-- START --

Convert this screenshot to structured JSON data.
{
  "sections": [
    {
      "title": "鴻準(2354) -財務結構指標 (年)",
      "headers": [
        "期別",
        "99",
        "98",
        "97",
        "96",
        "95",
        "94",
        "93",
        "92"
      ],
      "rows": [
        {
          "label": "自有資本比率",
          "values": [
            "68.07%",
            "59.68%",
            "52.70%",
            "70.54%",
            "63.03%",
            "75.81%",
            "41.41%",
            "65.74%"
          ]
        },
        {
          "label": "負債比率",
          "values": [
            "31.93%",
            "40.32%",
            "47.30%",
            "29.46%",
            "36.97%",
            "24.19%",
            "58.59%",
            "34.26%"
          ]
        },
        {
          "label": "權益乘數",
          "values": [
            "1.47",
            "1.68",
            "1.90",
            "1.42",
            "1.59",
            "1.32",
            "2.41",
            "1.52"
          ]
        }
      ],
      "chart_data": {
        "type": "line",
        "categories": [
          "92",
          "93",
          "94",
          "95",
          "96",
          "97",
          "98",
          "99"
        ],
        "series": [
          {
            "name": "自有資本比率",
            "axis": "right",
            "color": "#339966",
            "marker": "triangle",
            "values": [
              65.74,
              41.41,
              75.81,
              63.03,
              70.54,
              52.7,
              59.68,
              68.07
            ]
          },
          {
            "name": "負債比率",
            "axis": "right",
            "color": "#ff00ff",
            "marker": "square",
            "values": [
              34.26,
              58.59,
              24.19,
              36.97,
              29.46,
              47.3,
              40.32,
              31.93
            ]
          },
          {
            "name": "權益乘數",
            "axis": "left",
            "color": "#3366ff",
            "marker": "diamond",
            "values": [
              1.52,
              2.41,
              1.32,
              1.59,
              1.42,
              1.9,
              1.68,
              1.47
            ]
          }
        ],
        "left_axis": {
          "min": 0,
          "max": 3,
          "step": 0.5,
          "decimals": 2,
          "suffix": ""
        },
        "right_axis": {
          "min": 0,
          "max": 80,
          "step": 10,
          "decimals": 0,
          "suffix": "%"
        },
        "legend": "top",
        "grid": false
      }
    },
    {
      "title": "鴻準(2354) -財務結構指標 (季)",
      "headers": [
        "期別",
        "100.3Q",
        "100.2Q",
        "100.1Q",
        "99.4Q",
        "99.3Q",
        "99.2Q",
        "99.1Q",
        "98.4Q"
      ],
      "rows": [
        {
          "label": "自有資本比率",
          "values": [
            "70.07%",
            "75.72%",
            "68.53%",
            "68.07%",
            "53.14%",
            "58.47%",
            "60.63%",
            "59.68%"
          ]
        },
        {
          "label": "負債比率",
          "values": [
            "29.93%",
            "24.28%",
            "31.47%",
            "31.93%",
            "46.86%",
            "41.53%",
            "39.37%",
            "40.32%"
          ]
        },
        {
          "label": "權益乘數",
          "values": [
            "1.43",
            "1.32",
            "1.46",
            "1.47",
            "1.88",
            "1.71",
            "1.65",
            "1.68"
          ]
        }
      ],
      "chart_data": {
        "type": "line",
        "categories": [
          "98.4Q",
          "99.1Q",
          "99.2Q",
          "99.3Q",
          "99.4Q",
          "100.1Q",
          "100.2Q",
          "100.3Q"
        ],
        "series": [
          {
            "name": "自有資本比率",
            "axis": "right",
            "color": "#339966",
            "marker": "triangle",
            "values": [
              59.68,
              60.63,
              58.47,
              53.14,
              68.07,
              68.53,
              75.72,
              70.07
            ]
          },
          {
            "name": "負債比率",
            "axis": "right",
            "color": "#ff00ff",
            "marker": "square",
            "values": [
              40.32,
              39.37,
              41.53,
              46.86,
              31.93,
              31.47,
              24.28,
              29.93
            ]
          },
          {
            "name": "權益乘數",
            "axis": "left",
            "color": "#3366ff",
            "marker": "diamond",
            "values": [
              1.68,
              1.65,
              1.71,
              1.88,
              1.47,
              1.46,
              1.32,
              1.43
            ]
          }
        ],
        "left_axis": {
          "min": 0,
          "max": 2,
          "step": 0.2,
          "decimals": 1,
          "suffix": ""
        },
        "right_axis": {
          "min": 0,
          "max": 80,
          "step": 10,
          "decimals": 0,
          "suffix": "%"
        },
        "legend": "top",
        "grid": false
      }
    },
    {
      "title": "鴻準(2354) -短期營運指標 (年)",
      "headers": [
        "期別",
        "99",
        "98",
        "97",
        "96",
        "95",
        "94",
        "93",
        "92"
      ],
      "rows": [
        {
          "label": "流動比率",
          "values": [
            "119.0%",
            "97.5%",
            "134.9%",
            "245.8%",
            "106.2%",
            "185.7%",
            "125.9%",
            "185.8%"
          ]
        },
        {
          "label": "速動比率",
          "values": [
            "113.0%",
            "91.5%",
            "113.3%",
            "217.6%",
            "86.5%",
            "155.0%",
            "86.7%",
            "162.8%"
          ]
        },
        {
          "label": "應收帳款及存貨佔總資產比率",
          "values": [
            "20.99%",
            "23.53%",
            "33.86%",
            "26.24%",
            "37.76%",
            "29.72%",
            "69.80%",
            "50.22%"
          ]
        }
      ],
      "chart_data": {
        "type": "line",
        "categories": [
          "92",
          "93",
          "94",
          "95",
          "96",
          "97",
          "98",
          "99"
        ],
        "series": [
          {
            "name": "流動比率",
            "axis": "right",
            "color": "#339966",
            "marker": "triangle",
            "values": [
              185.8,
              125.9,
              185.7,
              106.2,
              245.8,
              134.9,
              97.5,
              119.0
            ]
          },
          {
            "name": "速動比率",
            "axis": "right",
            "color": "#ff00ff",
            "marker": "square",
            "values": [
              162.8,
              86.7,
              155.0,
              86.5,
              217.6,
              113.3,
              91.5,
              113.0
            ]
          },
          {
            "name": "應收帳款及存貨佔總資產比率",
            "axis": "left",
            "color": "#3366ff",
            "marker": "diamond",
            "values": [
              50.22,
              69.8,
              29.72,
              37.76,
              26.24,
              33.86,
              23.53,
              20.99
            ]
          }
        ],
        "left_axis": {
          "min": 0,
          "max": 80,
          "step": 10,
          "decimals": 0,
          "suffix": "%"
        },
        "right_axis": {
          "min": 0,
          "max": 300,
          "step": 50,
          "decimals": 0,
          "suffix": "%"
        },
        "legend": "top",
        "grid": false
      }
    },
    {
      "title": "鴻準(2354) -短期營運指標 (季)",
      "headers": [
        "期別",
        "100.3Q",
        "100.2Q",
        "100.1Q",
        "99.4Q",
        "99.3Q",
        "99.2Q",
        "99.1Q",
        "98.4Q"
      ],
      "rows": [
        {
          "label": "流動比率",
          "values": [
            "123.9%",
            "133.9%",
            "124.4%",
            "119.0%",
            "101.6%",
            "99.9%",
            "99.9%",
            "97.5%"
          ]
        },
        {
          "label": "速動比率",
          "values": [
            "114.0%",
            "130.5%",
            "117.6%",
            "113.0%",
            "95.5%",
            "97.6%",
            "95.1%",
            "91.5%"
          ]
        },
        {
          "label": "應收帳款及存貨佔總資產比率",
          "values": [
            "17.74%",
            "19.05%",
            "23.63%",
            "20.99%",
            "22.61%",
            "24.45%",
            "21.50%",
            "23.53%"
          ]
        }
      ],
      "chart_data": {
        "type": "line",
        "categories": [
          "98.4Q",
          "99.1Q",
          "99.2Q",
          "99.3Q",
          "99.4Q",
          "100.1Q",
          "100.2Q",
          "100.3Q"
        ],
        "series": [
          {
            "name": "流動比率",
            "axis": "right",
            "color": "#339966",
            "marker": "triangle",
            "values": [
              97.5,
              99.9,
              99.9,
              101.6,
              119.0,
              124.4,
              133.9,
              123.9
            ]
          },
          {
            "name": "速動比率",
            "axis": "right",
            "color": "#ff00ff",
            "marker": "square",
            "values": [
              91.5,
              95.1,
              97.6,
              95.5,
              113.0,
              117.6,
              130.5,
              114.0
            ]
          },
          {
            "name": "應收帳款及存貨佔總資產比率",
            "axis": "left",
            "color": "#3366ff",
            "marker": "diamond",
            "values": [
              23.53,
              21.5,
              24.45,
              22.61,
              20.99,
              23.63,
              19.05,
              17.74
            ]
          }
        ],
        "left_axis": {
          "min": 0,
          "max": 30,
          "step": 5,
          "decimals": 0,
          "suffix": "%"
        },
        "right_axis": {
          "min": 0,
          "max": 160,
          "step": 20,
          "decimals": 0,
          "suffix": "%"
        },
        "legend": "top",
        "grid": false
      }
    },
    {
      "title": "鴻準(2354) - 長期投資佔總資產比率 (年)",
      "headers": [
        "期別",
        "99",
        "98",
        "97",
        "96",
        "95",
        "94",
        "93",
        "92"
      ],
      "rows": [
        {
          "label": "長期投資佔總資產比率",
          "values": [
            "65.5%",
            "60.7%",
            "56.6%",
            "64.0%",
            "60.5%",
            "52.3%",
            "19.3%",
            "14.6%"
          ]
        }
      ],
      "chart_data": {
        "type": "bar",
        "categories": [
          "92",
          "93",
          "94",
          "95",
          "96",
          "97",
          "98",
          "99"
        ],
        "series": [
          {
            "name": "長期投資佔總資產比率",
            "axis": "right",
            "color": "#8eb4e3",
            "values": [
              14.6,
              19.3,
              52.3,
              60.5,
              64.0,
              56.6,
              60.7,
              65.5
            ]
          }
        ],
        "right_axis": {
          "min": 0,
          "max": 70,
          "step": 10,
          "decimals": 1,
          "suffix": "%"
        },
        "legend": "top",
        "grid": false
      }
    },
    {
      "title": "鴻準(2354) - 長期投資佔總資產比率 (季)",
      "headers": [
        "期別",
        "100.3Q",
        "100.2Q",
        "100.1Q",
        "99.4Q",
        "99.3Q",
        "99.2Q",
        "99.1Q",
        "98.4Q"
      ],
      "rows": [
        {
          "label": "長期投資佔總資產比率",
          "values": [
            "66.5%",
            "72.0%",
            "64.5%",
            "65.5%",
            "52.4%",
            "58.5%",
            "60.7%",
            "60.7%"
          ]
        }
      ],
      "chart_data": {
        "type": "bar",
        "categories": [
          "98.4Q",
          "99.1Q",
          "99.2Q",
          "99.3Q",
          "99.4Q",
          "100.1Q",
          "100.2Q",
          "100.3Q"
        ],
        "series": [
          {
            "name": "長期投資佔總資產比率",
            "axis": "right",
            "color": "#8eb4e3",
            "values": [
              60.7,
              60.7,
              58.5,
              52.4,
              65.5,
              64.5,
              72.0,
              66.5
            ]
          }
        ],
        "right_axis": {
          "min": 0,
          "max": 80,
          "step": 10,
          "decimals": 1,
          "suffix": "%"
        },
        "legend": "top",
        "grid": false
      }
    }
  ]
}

-- END --

### Exercise directions
Say how many lines of the material contain the word "財務結構指標", with no other text.

### Exercise result
2